<<<<

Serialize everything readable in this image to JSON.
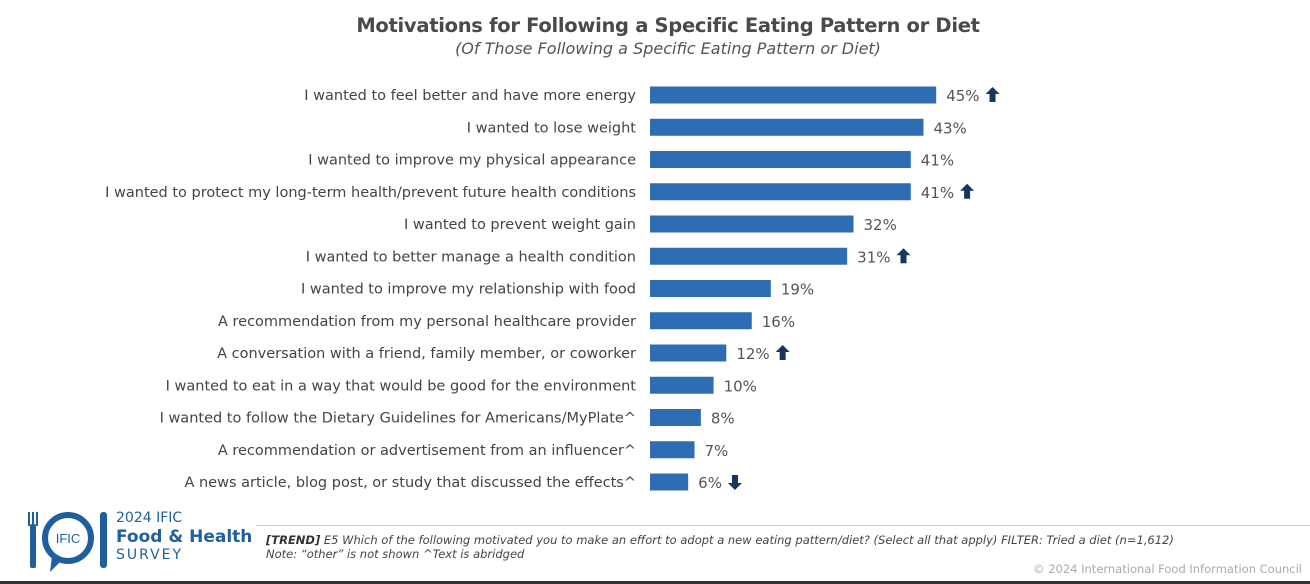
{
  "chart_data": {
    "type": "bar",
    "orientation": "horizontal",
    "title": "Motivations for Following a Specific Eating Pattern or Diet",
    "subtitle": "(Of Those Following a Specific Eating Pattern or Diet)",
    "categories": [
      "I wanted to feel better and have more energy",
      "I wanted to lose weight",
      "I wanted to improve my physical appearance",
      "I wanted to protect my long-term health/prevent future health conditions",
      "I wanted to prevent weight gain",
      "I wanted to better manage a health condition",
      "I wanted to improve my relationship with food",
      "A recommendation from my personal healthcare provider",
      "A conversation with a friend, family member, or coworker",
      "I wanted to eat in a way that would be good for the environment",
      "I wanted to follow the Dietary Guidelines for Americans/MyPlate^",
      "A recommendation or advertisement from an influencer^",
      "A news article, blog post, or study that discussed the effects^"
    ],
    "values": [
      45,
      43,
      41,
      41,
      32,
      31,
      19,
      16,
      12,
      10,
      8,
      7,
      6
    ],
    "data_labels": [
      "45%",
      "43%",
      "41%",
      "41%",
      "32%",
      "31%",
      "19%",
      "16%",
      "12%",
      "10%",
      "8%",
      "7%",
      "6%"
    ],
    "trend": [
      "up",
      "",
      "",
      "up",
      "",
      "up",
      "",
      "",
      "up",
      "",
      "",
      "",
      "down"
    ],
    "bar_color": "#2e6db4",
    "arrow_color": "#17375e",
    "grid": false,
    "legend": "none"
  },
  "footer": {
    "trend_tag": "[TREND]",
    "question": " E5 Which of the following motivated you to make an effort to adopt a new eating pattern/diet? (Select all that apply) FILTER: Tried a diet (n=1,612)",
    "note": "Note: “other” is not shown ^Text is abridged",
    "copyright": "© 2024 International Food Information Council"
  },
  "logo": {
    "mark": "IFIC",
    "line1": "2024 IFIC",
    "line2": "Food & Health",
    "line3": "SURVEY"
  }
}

>>>>

▶ The exercise:
The records above must be echoed exactly, minus their pictures.

▶ Final result:
Serialize everything readable in this image to JSON.
{
  "chart_data": {
    "type": "bar",
    "orientation": "horizontal",
    "title": "Motivations for Following a Specific Eating Pattern or Diet",
    "subtitle": "(Of Those Following a Specific Eating Pattern or Diet)",
    "categories": [
      "I wanted to feel better and have more energy",
      "I wanted to lose weight",
      "I wanted to improve my physical appearance",
      "I wanted to protect my long-term health/prevent future health conditions",
      "I wanted to prevent weight gain",
      "I wanted to better manage a health condition",
      "I wanted to improve my relationship with food",
      "A recommendation from my personal healthcare provider",
      "A conversation with a friend, family member, or coworker",
      "I wanted to eat in a way that would be good for the environment",
      "I wanted to follow the Dietary Guidelines for Americans/MyPlate^",
      "A recommendation or advertisement from an influencer^",
      "A news article, blog post, or study that discussed the effects^"
    ],
    "values": [
      45,
      43,
      41,
      41,
      32,
      31,
      19,
      16,
      12,
      10,
      8,
      7,
      6
    ],
    "data_labels": [
      "45%",
      "43%",
      "41%",
      "41%",
      "32%",
      "31%",
      "19%",
      "16%",
      "12%",
      "10%",
      "8%",
      "7%",
      "6%"
    ],
    "trend": [
      "up",
      "",
      "",
      "up",
      "",
      "up",
      "",
      "",
      "up",
      "",
      "",
      "",
      "down"
    ],
    "bar_color": "#2e6db4",
    "arrow_color": "#17375e",
    "grid": false,
    "legend": "none"
  },
  "footer": {
    "trend_tag": "[TREND]",
    "question": " E5 Which of the following motivated you to make an effort to adopt a new eating pattern/diet? (Select all that apply) FILTER: Tried a diet (n=1,612)",
    "note": "Note: “other” is not shown ^Text is abridged",
    "copyright": "© 2024 International Food Information Council"
  },
  "logo": {
    "mark": "IFIC",
    "line1": "2024 IFIC",
    "line2": "Food & Health",
    "line3": "SURVEY"
  }
}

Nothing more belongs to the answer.